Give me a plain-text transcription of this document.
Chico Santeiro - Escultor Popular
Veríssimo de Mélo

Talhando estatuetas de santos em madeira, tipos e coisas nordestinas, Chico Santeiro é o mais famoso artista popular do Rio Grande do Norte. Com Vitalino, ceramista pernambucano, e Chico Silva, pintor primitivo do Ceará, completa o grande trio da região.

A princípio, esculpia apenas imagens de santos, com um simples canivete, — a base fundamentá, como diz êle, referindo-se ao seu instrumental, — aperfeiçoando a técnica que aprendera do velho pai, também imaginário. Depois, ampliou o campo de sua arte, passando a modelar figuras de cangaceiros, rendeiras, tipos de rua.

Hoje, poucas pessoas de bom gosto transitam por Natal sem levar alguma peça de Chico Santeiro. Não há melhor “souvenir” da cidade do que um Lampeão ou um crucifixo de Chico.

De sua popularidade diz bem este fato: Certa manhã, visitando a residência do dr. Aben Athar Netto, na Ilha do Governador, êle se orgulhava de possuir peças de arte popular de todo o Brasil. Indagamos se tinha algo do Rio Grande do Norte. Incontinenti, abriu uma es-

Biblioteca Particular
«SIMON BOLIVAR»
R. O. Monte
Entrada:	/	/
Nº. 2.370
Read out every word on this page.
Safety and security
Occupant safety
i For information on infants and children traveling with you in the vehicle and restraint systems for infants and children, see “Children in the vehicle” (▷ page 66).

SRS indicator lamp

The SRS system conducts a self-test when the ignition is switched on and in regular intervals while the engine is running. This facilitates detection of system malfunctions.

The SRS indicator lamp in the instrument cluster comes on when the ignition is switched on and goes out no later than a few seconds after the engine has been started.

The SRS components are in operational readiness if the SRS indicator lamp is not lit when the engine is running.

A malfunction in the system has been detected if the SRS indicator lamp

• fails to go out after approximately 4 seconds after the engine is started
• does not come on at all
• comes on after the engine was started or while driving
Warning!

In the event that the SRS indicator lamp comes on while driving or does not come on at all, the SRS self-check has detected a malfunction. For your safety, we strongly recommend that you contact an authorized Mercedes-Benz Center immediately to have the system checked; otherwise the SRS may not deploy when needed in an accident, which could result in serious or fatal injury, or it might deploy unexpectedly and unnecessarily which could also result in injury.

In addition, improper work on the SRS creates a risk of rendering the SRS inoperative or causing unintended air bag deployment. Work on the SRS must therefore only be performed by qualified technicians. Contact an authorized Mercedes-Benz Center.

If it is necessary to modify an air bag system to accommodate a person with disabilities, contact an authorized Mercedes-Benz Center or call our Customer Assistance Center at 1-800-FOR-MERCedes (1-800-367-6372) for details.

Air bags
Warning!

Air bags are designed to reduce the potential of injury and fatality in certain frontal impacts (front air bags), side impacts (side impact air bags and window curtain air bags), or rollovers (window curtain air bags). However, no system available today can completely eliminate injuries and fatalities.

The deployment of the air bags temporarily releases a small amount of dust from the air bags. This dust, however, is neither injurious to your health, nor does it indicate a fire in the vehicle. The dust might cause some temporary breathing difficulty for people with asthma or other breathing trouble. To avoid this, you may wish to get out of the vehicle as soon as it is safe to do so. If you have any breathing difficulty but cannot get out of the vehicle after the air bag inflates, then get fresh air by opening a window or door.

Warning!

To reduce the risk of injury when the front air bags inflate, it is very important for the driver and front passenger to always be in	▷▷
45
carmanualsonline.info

WHAT YOU HAVE TO DO
Find all lines where the word "been" appears. Copy them.

WRITTEN ANSWER
The SRS indicator lamp in the instrument cluster comes on when the ignition is switched on and goes out no later than a few seconds after the engine has been started.
A malfunction in the system has been detected if the SRS indicator lamp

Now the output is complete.